> **Source**
* * *

Pas facile pourtant : Brecht se propose, sous l’angle théâtral, de documenter, d’expliquer et d’expliciter toute la fine mécanique d’accession au pouvoir d’Adolf Hitler, tant en Allemagne qu’en Autriche.

Brecht joue gros et il le sait. Voilà pourquoi l’écriture de cette pièce est admirable ; admirable de justesse, admirable de simplicité, admirable d’édification, admirable d’efficacité, en un mot : admirable.

La force de l’auteur : ne jamais tomber dans la caricature ou l’exposé trop visiblement destiné à discréditer. Il prend Hitler au sérieux et ne cherche pas à le rendre ridicule, lamentable peut-être, mais pas ridicule.

Par contre, sa réussite est admirable (encore une fois, cela commence à faire beaucoup, mais vous n'avez pas fini de le lire) dans la composition d’un portrait effrayant. Brecht simplifie, certes, mais ne caricature pas. Il embrasse dans le petit volume d’une pièce de théâtre des rapports aussi vastes et complexes que ceux qu’entretiennent les organisations économiques, politiques et fascistes (ici, plus précisément mafieuse, mais la différence est mince, somme toute).

* * *

> **Consigne à suivre**
Pour chacune des affirmations suivantes, dites si elle concorde avec le texte sur la pièce de Brecht, puis citez mot pour mot les mots du texte qui tranchent. (a) Brecht cherche à rendre Hitler ridicule. (b) La pièce montre comment Hitler accède au pouvoir en Allemagne et en Autriche. (c) Brecht simplifie sans tomber dans la caricature.

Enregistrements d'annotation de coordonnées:
* * *

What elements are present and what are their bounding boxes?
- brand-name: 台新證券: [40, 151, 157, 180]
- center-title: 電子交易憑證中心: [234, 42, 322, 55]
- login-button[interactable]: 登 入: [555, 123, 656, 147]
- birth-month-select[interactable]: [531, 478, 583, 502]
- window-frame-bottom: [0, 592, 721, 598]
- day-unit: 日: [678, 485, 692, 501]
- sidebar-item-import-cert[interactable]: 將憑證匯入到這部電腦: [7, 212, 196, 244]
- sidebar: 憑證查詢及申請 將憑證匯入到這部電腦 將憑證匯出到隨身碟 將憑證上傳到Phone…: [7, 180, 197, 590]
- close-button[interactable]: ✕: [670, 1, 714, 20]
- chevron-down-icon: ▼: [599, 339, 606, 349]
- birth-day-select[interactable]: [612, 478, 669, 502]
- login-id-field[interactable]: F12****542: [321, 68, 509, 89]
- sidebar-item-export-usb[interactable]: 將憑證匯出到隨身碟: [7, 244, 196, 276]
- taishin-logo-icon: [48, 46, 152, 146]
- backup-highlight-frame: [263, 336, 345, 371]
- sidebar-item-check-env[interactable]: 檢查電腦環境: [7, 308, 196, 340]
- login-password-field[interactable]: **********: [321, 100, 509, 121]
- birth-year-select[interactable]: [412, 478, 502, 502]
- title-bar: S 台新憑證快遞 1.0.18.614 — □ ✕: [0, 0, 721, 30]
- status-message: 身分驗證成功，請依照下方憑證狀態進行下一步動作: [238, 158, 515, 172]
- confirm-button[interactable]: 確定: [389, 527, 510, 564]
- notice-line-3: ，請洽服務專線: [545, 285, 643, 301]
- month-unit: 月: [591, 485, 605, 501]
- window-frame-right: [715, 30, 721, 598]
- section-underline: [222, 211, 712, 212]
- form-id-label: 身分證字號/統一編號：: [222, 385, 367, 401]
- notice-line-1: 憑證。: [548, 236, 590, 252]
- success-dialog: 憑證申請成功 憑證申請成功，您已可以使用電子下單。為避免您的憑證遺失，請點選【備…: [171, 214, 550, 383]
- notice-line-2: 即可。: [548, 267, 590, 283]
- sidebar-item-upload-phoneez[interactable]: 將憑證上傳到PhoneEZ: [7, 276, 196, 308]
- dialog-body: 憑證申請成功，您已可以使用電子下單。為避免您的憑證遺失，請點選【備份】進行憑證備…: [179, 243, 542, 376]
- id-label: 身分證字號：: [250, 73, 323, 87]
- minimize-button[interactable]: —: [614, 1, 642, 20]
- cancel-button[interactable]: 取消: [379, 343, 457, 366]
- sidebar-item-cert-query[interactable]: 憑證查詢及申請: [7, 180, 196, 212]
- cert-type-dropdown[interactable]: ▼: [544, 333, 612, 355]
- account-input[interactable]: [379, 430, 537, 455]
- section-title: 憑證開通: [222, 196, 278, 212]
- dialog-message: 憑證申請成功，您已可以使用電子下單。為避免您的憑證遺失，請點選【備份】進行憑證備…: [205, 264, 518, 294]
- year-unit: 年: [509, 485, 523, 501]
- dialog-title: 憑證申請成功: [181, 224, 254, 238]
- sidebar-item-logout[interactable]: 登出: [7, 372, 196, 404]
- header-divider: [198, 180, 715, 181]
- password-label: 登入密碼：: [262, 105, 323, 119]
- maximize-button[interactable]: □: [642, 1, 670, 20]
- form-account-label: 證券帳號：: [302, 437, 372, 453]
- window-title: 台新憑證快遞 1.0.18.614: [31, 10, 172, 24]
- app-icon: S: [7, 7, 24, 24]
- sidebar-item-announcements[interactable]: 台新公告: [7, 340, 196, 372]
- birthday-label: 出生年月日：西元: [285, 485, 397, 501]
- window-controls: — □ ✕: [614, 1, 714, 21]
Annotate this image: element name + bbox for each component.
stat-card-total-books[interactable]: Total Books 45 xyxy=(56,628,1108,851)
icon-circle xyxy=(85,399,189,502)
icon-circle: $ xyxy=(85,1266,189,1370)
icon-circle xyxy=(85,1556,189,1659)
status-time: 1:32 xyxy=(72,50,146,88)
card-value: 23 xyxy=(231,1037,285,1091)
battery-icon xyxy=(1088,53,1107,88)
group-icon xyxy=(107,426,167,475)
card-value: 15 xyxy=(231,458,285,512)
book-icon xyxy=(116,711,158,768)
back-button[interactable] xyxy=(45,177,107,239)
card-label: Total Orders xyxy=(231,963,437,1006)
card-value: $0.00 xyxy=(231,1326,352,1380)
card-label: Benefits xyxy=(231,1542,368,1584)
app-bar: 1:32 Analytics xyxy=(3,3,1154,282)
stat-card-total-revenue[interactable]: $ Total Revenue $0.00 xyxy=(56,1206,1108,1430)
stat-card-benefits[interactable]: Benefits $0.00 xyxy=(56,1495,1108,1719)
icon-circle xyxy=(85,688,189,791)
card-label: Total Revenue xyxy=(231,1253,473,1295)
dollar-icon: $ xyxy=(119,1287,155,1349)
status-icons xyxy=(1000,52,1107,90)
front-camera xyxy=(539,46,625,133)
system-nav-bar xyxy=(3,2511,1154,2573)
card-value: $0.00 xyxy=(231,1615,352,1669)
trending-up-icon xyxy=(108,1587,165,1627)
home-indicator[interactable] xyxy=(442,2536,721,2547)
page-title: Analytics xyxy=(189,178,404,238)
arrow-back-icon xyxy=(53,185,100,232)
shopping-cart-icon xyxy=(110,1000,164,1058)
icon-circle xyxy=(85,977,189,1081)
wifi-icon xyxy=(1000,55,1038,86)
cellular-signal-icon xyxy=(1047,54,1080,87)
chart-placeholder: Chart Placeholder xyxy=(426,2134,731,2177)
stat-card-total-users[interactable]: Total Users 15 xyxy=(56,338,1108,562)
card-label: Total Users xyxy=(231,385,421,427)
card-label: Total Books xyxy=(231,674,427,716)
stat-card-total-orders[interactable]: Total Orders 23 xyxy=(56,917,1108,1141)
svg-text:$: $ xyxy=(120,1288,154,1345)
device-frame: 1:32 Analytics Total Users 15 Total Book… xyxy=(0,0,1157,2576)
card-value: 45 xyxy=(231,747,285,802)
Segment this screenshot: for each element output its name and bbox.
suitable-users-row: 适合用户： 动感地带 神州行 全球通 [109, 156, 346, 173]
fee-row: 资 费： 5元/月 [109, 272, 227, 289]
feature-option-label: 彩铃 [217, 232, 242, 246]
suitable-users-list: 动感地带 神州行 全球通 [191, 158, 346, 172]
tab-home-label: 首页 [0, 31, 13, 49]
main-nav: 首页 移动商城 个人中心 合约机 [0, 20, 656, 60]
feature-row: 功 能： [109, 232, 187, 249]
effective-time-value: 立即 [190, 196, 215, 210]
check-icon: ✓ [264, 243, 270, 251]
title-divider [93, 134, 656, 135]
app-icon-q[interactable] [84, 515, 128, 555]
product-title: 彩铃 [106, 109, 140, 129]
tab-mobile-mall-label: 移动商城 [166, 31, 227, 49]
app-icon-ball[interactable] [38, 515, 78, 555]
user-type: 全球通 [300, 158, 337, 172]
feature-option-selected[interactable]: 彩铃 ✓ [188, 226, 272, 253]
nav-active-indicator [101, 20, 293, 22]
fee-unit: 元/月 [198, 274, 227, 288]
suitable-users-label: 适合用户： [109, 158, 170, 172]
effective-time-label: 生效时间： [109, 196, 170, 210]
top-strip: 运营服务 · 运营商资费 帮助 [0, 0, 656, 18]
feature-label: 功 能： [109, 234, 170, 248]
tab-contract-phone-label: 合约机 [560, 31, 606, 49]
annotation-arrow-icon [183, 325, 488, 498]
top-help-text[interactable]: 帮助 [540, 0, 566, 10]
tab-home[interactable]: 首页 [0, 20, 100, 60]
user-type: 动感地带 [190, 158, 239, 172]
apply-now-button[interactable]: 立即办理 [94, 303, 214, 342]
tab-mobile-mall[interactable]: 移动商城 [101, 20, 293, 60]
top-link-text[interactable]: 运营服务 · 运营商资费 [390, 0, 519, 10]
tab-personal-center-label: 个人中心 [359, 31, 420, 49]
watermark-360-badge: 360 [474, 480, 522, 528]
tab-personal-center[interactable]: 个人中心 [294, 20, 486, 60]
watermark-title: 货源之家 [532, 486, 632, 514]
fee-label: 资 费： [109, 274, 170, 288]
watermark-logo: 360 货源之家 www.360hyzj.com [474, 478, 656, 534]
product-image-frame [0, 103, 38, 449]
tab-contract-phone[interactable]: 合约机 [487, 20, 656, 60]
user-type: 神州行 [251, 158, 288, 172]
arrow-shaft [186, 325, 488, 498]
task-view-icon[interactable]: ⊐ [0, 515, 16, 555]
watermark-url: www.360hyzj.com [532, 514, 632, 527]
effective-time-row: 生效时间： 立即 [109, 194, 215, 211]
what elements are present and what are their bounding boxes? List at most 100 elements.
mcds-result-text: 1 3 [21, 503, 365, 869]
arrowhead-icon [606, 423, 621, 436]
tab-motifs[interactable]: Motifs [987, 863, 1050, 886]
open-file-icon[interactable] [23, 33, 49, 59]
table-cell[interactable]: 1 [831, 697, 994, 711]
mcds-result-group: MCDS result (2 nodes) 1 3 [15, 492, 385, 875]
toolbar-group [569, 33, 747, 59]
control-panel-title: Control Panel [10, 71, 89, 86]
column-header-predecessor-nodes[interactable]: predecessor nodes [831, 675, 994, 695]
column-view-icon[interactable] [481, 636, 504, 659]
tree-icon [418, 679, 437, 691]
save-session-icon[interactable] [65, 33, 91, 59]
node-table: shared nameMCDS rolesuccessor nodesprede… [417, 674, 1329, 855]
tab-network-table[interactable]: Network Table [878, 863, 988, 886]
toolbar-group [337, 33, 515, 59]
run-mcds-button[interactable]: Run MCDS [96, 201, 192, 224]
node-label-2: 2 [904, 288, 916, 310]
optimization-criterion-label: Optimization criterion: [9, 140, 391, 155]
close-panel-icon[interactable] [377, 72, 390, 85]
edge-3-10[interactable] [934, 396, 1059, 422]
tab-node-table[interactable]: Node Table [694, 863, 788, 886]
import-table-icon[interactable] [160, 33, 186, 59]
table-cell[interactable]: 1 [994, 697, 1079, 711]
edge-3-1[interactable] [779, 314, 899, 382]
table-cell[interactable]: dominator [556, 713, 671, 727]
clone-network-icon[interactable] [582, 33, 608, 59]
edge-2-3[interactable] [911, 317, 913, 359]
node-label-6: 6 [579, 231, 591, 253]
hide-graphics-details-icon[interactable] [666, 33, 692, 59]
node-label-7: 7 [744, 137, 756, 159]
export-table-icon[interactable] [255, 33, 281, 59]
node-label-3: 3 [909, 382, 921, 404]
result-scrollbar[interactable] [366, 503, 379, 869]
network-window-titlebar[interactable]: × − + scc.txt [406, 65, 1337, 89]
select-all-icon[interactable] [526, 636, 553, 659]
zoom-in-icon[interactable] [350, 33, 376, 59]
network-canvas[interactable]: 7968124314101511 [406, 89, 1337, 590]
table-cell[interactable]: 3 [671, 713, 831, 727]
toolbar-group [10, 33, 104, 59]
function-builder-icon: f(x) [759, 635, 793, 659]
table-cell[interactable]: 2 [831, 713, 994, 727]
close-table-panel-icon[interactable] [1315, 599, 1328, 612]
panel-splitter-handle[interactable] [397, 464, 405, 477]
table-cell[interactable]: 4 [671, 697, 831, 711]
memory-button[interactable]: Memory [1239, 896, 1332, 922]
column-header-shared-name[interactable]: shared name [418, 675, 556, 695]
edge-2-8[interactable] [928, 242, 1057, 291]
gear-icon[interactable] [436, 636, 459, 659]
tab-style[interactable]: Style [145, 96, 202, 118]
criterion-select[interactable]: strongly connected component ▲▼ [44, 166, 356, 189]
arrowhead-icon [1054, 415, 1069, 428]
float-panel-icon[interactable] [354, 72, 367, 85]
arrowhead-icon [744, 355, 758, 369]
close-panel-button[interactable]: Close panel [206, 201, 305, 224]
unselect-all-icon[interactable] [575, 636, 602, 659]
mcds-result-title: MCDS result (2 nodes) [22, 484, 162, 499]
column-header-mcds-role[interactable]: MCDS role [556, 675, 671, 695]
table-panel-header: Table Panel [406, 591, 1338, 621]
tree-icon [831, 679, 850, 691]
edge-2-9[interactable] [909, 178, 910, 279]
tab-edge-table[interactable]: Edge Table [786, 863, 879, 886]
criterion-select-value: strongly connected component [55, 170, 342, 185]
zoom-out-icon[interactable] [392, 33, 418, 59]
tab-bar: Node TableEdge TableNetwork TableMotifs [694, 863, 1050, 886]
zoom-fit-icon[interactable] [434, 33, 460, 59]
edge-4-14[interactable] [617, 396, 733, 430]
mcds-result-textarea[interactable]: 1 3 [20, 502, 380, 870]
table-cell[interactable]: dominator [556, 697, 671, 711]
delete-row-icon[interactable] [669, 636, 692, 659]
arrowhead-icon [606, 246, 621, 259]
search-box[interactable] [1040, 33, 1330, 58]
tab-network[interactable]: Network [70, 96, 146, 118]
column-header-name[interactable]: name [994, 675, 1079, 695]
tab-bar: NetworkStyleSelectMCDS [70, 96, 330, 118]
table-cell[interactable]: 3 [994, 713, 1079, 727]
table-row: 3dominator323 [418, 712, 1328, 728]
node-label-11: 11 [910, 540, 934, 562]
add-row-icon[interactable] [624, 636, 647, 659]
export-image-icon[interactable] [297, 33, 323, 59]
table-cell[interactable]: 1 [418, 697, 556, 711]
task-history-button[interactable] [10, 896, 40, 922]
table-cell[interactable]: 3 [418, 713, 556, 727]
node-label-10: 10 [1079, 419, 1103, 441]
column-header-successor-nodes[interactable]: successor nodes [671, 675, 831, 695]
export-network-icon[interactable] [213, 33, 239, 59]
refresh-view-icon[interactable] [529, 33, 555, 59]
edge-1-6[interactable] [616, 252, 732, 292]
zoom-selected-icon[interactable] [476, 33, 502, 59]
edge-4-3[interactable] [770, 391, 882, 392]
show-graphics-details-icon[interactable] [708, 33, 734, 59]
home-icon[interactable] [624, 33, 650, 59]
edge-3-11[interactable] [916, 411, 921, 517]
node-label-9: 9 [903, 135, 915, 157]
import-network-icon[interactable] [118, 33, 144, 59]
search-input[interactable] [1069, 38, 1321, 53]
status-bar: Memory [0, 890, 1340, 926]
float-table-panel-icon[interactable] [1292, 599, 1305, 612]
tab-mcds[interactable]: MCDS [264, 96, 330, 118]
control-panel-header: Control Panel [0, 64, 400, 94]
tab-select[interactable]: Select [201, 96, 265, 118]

* * *

> **Réponse rédigée**
(a) Non : « Il prend Hitler au sérieux et ne cherche pas à le rendre ridicule »
(b) Oui : « toute la fine mécanique d’accession au pouvoir d’Adolf Hitler, tant en Allemagne qu’en Autriche »
(c) Oui : « Brecht simplifie, certes, mais ne caricature pas. »